--- Start ---

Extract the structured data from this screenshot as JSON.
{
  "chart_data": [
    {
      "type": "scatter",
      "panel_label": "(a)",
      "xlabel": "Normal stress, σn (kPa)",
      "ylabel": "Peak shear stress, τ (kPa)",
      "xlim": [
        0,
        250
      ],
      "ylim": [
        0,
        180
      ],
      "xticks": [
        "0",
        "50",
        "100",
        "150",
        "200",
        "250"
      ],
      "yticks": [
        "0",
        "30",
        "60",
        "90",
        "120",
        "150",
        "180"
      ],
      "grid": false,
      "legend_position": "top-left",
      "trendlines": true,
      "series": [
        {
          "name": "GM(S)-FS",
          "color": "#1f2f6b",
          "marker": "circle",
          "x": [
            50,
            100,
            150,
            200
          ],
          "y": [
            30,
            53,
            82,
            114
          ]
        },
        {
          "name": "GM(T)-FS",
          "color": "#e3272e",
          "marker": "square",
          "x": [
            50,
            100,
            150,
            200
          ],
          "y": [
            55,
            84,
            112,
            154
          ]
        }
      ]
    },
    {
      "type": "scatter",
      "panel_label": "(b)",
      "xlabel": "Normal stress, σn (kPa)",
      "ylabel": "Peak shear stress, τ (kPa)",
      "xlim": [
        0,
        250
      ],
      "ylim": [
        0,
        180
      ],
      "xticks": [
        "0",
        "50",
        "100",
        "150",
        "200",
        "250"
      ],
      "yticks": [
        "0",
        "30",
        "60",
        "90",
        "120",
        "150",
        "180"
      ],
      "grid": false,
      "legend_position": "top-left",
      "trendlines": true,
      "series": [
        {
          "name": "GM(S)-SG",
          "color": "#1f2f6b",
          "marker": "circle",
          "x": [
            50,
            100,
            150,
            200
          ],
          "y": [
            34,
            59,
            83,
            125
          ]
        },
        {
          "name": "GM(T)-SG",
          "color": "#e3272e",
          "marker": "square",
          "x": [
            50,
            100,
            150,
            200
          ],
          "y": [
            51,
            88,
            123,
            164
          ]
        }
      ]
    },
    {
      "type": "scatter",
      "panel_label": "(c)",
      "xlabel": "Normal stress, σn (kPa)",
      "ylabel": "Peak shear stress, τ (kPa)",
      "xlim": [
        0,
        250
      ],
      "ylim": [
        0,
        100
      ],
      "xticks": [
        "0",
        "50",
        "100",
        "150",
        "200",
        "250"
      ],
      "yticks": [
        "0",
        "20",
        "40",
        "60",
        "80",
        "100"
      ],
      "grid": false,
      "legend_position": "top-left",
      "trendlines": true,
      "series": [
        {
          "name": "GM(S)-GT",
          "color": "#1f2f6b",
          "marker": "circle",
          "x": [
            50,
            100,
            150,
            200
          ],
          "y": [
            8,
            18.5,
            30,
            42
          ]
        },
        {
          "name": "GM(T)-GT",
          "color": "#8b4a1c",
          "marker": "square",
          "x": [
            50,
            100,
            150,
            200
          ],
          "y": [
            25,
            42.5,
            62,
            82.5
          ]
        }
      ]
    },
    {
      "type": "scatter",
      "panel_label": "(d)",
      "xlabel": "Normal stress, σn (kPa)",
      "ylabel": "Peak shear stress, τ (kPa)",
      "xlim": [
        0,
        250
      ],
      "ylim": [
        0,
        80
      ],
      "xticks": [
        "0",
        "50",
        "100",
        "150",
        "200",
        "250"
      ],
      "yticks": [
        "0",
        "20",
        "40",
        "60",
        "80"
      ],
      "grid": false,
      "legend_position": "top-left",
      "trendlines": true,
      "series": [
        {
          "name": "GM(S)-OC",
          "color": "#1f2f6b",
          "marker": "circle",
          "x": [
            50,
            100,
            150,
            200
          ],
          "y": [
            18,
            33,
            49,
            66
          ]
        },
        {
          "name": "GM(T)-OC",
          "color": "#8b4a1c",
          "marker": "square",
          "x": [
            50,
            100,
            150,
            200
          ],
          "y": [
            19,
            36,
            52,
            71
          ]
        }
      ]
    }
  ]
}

--- End ---

▸ Work to be completed:
Copy all the lines, exactly.

▸ Exercise answer:
Extract the structured data from this screenshot as JSON.
{
  "chart_data": [
    {
      "type": "scatter",
      "panel_label": "(a)",
      "xlabel": "Normal stress, σn (kPa)",
      "ylabel": "Peak shear stress, τ (kPa)",
      "xlim": [
        0,
        250
      ],
      "ylim": [
        0,
        180
      ],
      "xticks": [
        "0",
        "50",
        "100",
        "150",
        "200",
        "250"
      ],
      "yticks": [
        "0",
        "30",
        "60",
        "90",
        "120",
        "150",
        "180"
      ],
      "grid": false,
      "legend_position": "top-left",
      "trendlines": true,
      "series": [
        {
          "name": "GM(S)-FS",
          "color": "#1f2f6b",
          "marker": "circle",
          "x": [
            50,
            100,
            150,
            200
          ],
          "y": [
            30,
            53,
            82,
            114
          ]
        },
        {
          "name": "GM(T)-FS",
          "color": "#e3272e",
          "marker": "square",
          "x": [
            50,
            100,
            150,
            200
          ],
          "y": [
            55,
            84,
            112,
            154
          ]
        }
      ]
    },
    {
      "type": "scatter",
      "panel_label": "(b)",
      "xlabel": "Normal stress, σn (kPa)",
      "ylabel": "Peak shear stress, τ (kPa)",
      "xlim": [
        0,
        250
      ],
      "ylim": [
        0,
        180
      ],
      "xticks": [
        "0",
        "50",
        "100",
        "150",
        "200",
        "250"
      ],
      "yticks": [
        "0",
        "30",
        "60",
        "90",
        "120",
        "150",
        "180"
      ],
      "grid": false,
      "legend_position": "top-left",
      "trendlines": true,
      "series": [
        {
          "name": "GM(S)-SG",
          "color": "#1f2f6b",
          "marker": "circle",
          "x": [
            50,
            100,
            150,
            200
          ],
          "y": [
            34,
            59,
            83,
            125
          ]
        },
        {
          "name": "GM(T)-SG",
          "color": "#e3272e",
          "marker": "square",
          "x": [
            50,
            100,
            150,
            200
          ],
          "y": [
            51,
            88,
            123,
            164
          ]
        }
      ]
    },
    {
      "type": "scatter",
      "panel_label": "(c)",
      "xlabel": "Normal stress, σn (kPa)",
      "ylabel": "Peak shear stress, τ (kPa)",
      "xlim": [
        0,
        250
      ],
      "ylim": [
        0,
        100
      ],
      "xticks": [
        "0",
        "50",
        "100",
        "150",
        "200",
        "250"
      ],
      "yticks": [
        "0",
        "20",
        "40",
        "60",
        "80",
        "100"
      ],
      "grid": false,
      "legend_position": "top-left",
      "trendlines": true,
      "series": [
        {
          "name": "GM(S)-GT",
          "color": "#1f2f6b",
          "marker": "circle",
          "x": [
            50,
            100,
            150,
            200
          ],
          "y": [
            8,
            18.5,
            30,
            42
          ]
        },
        {
          "name": "GM(T)-GT",
          "color": "#8b4a1c",
          "marker": "square",
          "x": [
            50,
            100,
            150,
            200
          ],
          "y": [
            25,
            42.5,
            62,
            82.5
          ]
        }
      ]
    },
    {
      "type": "scatter",
      "panel_label": "(d)",
      "xlabel": "Normal stress, σn (kPa)",
      "ylabel": "Peak shear stress, τ (kPa)",
      "xlim": [
        0,
        250
      ],
      "ylim": [
        0,
        80
      ],
      "xticks": [
        "0",
        "50",
        "100",
        "150",
        "200",
        "250"
      ],
      "yticks": [
        "0",
        "20",
        "40",
        "60",
        "80"
      ],
      "grid": false,
      "legend_position": "top-left",
      "trendlines": true,
      "series": [
        {
          "name": "GM(S)-OC",
          "color": "#1f2f6b",
          "marker": "circle",
          "x": [
            50,
            100,
            150,
            200
          ],
          "y": [
            18,
            33,
            49,
            66
          ]
        },
        {
          "name": "GM(T)-OC",
          "color": "#8b4a1c",
          "marker": "square",
          "x": [
            50,
            100,
            150,
            200
          ],
          "y": [
            19,
            36,
            52,
            71
          ]
        }
      ]
    }
  ]
}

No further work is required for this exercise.